== YOUR TASK ==
Set down the full listing exactly, character for character.

##### DATA SUPPLIED

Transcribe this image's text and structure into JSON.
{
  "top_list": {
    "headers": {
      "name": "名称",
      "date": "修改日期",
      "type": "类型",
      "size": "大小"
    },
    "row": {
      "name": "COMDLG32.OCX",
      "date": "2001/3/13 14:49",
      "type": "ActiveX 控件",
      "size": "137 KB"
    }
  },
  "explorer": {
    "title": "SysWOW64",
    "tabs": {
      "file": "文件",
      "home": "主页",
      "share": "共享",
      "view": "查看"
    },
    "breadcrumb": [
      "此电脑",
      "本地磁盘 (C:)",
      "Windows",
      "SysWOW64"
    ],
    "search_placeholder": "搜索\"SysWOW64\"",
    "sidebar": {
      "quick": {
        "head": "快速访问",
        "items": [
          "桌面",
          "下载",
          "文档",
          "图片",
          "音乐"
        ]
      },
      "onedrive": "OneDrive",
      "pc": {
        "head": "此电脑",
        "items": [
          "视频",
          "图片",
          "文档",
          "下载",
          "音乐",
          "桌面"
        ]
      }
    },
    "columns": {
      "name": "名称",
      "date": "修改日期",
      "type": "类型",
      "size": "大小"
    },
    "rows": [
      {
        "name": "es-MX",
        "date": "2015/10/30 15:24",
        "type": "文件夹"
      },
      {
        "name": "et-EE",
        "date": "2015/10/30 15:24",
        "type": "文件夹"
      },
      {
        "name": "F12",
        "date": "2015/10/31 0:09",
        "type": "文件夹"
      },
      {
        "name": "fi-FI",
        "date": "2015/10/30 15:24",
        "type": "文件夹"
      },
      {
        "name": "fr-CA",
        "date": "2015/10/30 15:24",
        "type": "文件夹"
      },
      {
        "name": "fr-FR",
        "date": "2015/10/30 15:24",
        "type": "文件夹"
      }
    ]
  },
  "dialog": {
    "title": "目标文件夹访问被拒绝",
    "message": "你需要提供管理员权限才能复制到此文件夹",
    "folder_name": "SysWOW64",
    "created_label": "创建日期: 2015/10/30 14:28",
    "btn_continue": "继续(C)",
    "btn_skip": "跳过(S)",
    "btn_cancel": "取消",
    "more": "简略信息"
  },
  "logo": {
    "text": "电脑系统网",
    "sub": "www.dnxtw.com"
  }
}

##########

== FULL OUTPUT ==
Transcribe this image's text and structure into JSON.
{
  "top_list": {
    "headers": {
      "name": "名称",
      "date": "修改日期",
      "type": "类型",
      "size": "大小"
    },
    "row": {
      "name": "COMDLG32.OCX",
      "date": "2001/3/13 14:49",
      "type": "ActiveX 控件",
      "size": "137 KB"
    }
  },
  "explorer": {
    "title": "SysWOW64",
    "tabs": {
      "file": "文件",
      "home": "主页",
      "share": "共享",
      "view": "查看"
    },
    "breadcrumb": [
      "此电脑",
      "本地磁盘 (C:)",
      "Windows",
      "SysWOW64"
    ],
    "search_placeholder": "搜索\"SysWOW64\"",
    "sidebar": {
      "quick": {
        "head": "快速访问",
        "items": [
          "桌面",
          "下载",
          "文档",
          "图片",
          "音乐"
        ]
      },
      "onedrive": "OneDrive",
      "pc": {
        "head": "此电脑",
        "items": [
          "视频",
          "图片",
          "文档",
          "下载",
          "音乐",
          "桌面"
        ]
      }
    },
    "columns": {
      "name": "名称",
      "date": "修改日期",
      "type": "类型",
      "size": "大小"
    },
    "rows": [
      {
        "name": "es-MX",
        "date": "2015/10/30 15:24",
        "type": "文件夹"
      },
      {
        "name": "et-EE",
        "date": "2015/10/30 15:24",
        "type": "文件夹"
      },
      {
        "name": "F12",
        "date": "2015/10/31 0:09",
        "type": "文件夹"
      },
      {
        "name": "fi-FI",
        "date": "2015/10/30 15:24",
        "type": "文件夹"
      },
      {
        "name": "fr-CA",
        "date": "2015/10/30 15:24",
        "type": "文件夹"
      },
      {
        "name": "fr-FR",
        "date": "2015/10/30 15:24",
        "type": "文件夹"
      }
    ]
  },
  "dialog": {
    "title": "目标文件夹访问被拒绝",
    "message": "你需要提供管理员权限才能复制到此文件夹",
    "folder_name": "SysWOW64",
    "created_label": "创建日期: 2015/10/30 14:28",
    "btn_continue": "继续(C)",
    "btn_skip": "跳过(S)",
    "btn_cancel": "取消",
    "more": "简略信息"
  },
  "logo": {
    "text": "电脑系统网",
    "sub": "www.dnxtw.com"
  }
}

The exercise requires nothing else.